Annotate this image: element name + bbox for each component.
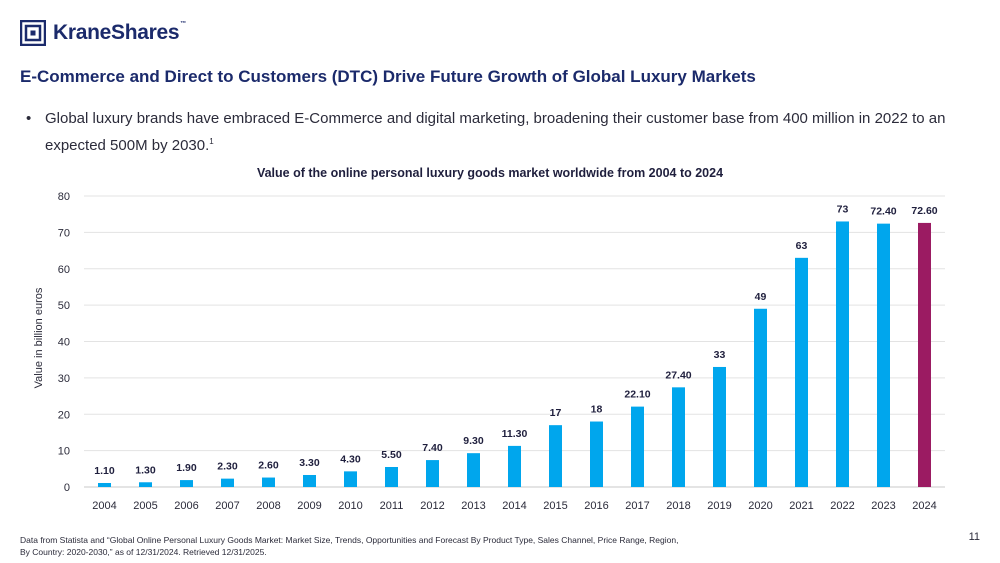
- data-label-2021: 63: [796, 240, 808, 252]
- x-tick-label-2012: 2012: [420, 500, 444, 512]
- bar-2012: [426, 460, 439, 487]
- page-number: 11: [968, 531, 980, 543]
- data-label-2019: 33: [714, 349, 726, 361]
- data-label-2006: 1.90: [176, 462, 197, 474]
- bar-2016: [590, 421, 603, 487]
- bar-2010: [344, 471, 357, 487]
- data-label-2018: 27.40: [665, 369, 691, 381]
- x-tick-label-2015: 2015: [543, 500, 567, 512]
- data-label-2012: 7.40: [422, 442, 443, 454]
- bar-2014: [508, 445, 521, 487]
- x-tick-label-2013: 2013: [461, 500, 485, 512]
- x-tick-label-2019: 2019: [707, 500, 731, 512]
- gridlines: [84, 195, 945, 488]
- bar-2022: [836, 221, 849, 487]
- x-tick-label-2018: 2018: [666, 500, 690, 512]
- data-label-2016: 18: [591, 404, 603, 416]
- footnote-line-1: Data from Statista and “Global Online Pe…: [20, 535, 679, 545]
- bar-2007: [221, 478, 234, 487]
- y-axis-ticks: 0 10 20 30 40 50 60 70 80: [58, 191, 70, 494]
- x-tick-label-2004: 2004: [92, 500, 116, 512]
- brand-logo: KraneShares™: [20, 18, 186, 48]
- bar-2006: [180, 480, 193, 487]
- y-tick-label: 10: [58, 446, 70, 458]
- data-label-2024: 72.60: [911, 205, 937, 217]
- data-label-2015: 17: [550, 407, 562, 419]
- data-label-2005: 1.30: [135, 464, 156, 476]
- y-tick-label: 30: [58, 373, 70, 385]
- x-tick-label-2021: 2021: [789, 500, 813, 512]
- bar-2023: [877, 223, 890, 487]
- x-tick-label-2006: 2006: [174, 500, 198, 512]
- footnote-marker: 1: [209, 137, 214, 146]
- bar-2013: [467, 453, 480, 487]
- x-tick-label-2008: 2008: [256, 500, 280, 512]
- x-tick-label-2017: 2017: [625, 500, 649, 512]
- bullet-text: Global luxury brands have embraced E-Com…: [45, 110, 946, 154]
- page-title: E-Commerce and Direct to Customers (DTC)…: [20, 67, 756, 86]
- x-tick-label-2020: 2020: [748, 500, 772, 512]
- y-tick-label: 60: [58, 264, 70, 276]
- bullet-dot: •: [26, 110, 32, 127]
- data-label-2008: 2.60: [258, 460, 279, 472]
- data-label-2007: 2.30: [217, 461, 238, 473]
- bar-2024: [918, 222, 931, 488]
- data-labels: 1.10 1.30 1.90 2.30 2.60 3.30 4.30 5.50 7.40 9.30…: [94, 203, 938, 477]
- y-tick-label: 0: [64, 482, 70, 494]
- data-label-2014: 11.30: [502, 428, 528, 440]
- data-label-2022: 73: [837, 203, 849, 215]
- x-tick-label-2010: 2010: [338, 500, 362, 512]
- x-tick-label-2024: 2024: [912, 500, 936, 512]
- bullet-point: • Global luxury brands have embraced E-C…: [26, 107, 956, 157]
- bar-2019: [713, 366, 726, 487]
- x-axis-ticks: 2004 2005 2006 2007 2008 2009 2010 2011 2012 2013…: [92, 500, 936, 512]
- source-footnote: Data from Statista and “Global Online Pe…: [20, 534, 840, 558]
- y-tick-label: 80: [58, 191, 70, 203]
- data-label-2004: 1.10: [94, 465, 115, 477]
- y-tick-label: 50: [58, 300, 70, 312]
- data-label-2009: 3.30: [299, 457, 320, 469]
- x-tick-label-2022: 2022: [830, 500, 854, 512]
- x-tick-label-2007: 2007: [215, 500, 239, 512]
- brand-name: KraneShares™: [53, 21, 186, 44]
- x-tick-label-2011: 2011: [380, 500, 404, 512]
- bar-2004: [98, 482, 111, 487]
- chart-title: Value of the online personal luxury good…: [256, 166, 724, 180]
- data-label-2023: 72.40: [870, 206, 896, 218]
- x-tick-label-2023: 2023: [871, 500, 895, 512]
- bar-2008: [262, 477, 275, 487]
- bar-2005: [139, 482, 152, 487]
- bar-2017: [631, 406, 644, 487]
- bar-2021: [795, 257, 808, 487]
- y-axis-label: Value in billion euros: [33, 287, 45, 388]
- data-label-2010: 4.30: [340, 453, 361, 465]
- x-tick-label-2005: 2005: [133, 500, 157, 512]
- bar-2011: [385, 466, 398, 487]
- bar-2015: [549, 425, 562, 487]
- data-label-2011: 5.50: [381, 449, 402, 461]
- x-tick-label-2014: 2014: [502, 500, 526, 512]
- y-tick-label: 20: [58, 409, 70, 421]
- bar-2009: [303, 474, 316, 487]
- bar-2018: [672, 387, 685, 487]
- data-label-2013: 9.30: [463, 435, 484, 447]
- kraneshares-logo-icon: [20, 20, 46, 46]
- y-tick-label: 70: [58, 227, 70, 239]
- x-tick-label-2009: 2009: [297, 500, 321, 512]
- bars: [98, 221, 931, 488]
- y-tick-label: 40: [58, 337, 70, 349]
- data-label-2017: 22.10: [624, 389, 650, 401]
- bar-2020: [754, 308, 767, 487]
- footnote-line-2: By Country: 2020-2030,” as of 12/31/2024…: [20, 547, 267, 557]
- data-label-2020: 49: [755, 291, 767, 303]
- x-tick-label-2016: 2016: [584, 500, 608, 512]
___
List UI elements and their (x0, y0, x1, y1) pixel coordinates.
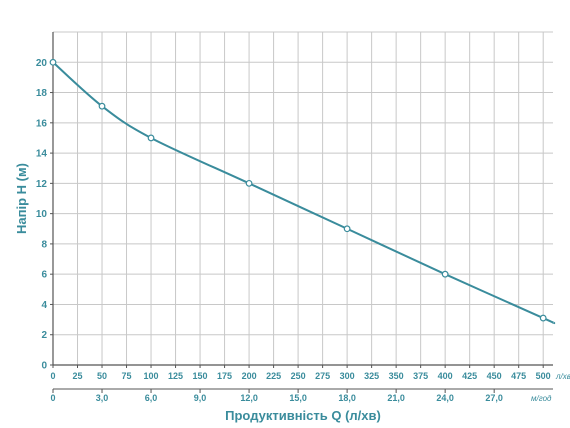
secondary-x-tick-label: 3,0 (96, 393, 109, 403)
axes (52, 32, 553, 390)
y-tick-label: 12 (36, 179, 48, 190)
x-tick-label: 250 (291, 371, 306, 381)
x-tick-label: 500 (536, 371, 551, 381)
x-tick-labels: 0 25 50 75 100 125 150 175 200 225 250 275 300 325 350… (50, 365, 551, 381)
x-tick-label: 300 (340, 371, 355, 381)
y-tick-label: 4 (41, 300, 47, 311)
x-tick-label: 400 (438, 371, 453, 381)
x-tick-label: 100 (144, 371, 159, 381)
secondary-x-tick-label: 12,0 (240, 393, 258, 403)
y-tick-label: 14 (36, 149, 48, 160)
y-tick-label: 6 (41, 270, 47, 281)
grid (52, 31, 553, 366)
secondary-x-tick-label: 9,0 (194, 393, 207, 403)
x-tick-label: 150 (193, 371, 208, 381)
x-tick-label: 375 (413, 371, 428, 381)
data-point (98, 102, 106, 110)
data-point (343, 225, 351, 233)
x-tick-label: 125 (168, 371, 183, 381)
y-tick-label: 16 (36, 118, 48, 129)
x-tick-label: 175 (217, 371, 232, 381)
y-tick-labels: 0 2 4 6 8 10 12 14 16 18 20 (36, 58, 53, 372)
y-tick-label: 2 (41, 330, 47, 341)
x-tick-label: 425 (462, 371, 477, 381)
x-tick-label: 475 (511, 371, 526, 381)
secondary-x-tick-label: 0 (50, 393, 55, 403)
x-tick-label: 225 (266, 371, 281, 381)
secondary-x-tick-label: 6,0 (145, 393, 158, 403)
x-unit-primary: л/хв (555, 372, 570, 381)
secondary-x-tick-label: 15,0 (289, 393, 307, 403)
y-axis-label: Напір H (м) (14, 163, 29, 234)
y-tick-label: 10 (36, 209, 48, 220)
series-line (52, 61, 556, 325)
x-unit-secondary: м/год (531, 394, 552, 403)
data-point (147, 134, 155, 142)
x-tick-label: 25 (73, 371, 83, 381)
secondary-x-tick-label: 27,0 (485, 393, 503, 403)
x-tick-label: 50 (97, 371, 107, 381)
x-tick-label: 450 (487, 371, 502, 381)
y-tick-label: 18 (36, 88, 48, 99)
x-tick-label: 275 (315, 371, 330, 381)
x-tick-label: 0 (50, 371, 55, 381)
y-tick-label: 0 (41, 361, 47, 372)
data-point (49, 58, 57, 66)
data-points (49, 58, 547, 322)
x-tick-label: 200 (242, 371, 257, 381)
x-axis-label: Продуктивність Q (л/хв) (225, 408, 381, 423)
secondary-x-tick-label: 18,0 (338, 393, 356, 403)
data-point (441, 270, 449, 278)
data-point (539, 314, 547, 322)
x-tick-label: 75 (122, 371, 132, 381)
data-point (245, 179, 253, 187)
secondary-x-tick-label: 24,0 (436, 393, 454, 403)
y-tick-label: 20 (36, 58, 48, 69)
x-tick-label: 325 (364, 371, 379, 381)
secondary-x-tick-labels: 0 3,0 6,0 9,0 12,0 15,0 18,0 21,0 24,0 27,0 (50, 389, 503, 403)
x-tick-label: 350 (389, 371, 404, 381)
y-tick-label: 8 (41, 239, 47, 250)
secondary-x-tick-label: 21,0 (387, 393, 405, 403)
___
### DESCRIPTION OF THE TASK
Begin at the line of data that has "- data-label-2021: 63: [796, 240, 808, 252]" and stop after the line that has "- y-tick-label: 10: [58, 446, 70, 458]". Reproduce only those lines, changing "brand-logo" to "company-logo" and leaving everything else intact.

### EXERCISE RESULT
- data-label-2021: 63: [796, 240, 808, 252]
- x-tick-label-2012: 2012: [420, 500, 444, 512]
- bar-2012: [426, 460, 439, 487]
- page-number: 11: [968, 531, 980, 543]
- data-label-2019: 33: [714, 349, 726, 361]
- data-label-2006: 1.90: [176, 462, 197, 474]
- bar-2016: [590, 421, 603, 487]
- bar-2010: [344, 471, 357, 487]
- data-label-2018: 27.40: [665, 369, 691, 381]
- x-tick-label-2015: 2015: [543, 500, 567, 512]
- data-label-2012: 7.40: [422, 442, 443, 454]
- bar-2014: [508, 445, 521, 487]
- x-tick-label-2013: 2013: [461, 500, 485, 512]
- x-tick-label-2019: 2019: [707, 500, 731, 512]
- gridlines: [84, 195, 945, 488]
- bar-2022: [836, 221, 849, 487]
- x-tick-label-2018: 2018: [666, 500, 690, 512]
- data-label-2016: 18: [591, 404, 603, 416]
- footnote-line-1: Data from Statista and “Global Online Pe…: [20, 535, 679, 545]
- bar-2007: [221, 478, 234, 487]
- y-axis-ticks: 0 10 20 30 40 50 60 70 80: [58, 191, 70, 494]
- x-tick-label-2004: 2004: [92, 500, 116, 512]
- company-logo: KraneShares™: [20, 18, 186, 48]
- bar-2006: [180, 480, 193, 487]
- y-tick-label: 10: [58, 446, 70, 458]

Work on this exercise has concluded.